* **EXERCISE REQUIREMENTS**:
Select all lines with the string "left" in them, and copy those lines.

* **RECORDS SHOWN**:
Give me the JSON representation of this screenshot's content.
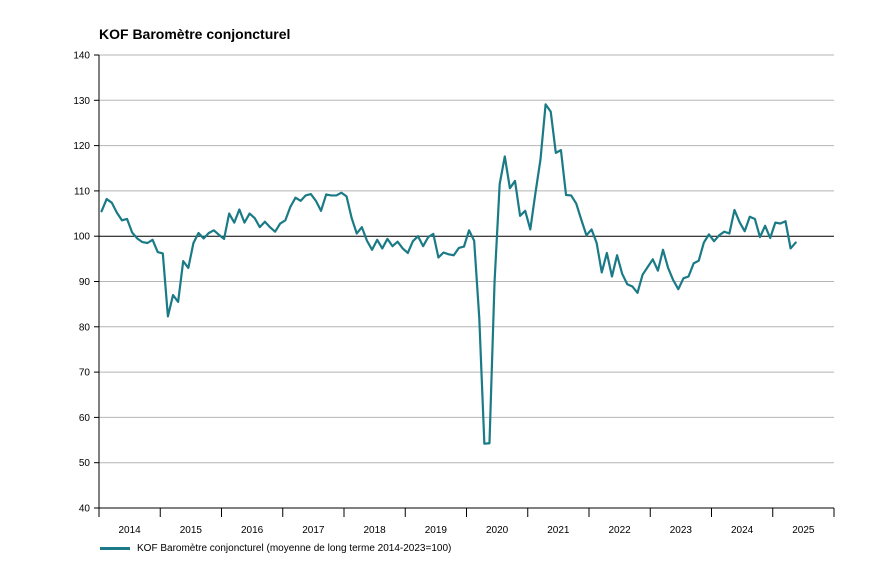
{
  "chart_data": {
    "type": "line",
    "title": "KOF Baromètre conjoncturel",
    "xlabel": "",
    "ylabel": "",
    "ylim": [
      40,
      140
    ],
    "yticks": [
      40,
      50,
      60,
      70,
      80,
      90,
      100,
      110,
      120,
      130,
      140
    ],
    "x_start": "2014-01",
    "x_end": "2025-12",
    "x_tick_labels": [
      "2014",
      "2015",
      "2016",
      "2017",
      "2018",
      "2019",
      "2020",
      "2021",
      "2022",
      "2023",
      "2024",
      "2025"
    ],
    "reference_line": 100,
    "grid": "horizontal",
    "legend_position": "bottom-left",
    "series": [
      {
        "name": "KOF Baromètre conjoncturel (moyenne de long terme 2014-2023=100)",
        "color": "#1a7a86",
        "start": "2014-01",
        "frequency": "monthly",
        "values": [
          105.5,
          108.2,
          107.4,
          105.2,
          103.5,
          103.8,
          100.8,
          99.5,
          98.7,
          98.5,
          99.2,
          96.5,
          96.2,
          82.3,
          87.0,
          85.5,
          94.5,
          93.0,
          98.5,
          100.7,
          99.5,
          100.7,
          101.3,
          100.3,
          99.4,
          105.0,
          103.0,
          105.9,
          103.0,
          105.0,
          104.0,
          102.0,
          103.2,
          102.0,
          101.0,
          102.8,
          103.5,
          106.5,
          108.5,
          107.8,
          109.0,
          109.3,
          107.8,
          105.6,
          109.2,
          109.0,
          109.0,
          109.6,
          108.8,
          104.0,
          100.6,
          102.0,
          99.0,
          97.0,
          99.2,
          97.3,
          99.4,
          97.8,
          98.8,
          97.3,
          96.3,
          98.9,
          100.0,
          97.8,
          99.8,
          100.5,
          95.3,
          96.4,
          96.0,
          95.8,
          97.4,
          97.7,
          101.3,
          99.0,
          82.0,
          54.2,
          54.3,
          90.0,
          111.5,
          117.6,
          110.6,
          112.2,
          104.5,
          105.6,
          101.5,
          109.5,
          117.0,
          129.1,
          127.5,
          118.4,
          119.0,
          109.1,
          109.0,
          107.2,
          103.6,
          100.2,
          101.5,
          98.5,
          92.0,
          96.3,
          91.1,
          95.8,
          91.7,
          89.4,
          88.9,
          87.5,
          91.5,
          93.2,
          94.9,
          92.4,
          97.0,
          93.0,
          90.3,
          88.3,
          90.7,
          91.1,
          94.0,
          94.6,
          98.6,
          100.4,
          98.9,
          100.2,
          101.0,
          100.6,
          105.8,
          103.1,
          101.1,
          104.3,
          103.8,
          99.8,
          102.3,
          99.6,
          103.0,
          102.8,
          103.3,
          97.3,
          98.6
        ]
      }
    ]
  }
}
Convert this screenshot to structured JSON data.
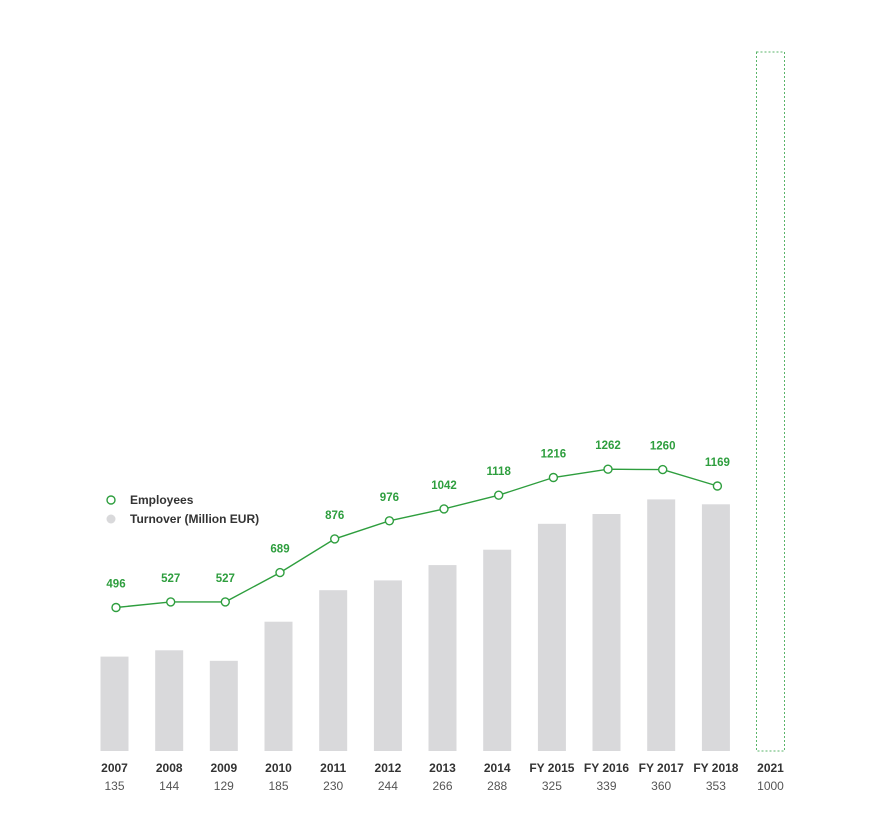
{
  "chart_data": {
    "type": "bar",
    "categories": [
      "2007",
      "2008",
      "2009",
      "2010",
      "2011",
      "2012",
      "2013",
      "2014",
      "FY 2015",
      "FY 2016",
      "FY 2017",
      "FY 2018",
      "2021"
    ],
    "series": [
      {
        "name": "Turnover (Million EUR)",
        "type": "bar",
        "values": [
          135,
          144,
          129,
          185,
          230,
          244,
          266,
          288,
          325,
          339,
          360,
          353,
          1000
        ],
        "labels": [
          "135",
          "144",
          "129",
          "185",
          "230",
          "244",
          "266",
          "288",
          "325",
          "339",
          "360",
          "353",
          "1000"
        ],
        "styles": [
          "solid",
          "solid",
          "solid",
          "solid",
          "solid",
          "solid",
          "solid",
          "solid",
          "solid",
          "solid",
          "solid",
          "solid",
          "dashed-outline"
        ]
      },
      {
        "name": "Employees",
        "type": "line",
        "values": [
          496,
          527,
          527,
          689,
          876,
          976,
          1042,
          1118,
          1216,
          1262,
          1260,
          1169,
          null
        ],
        "labels": [
          "496",
          "527",
          "527",
          "689",
          "876",
          "976",
          "1042",
          "1118",
          "1216",
          "1262",
          "1260",
          "1169",
          ""
        ]
      }
    ],
    "legend": {
      "position": "left",
      "items": [
        "Employees",
        "Turnover (Million EUR)"
      ]
    },
    "turnover_axis_max": 1000,
    "grid": false
  },
  "colors": {
    "bar": "#d9d9db",
    "line": "#2e9e3e",
    "emp_label": "#2e9e3e",
    "dashed_outline": "#5ab56a",
    "legend_bar_dot": "#d9d9db"
  }
}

* **EXERCISE RESPONSE**:
    "legend_position": "bottom-left",
      "position": "left",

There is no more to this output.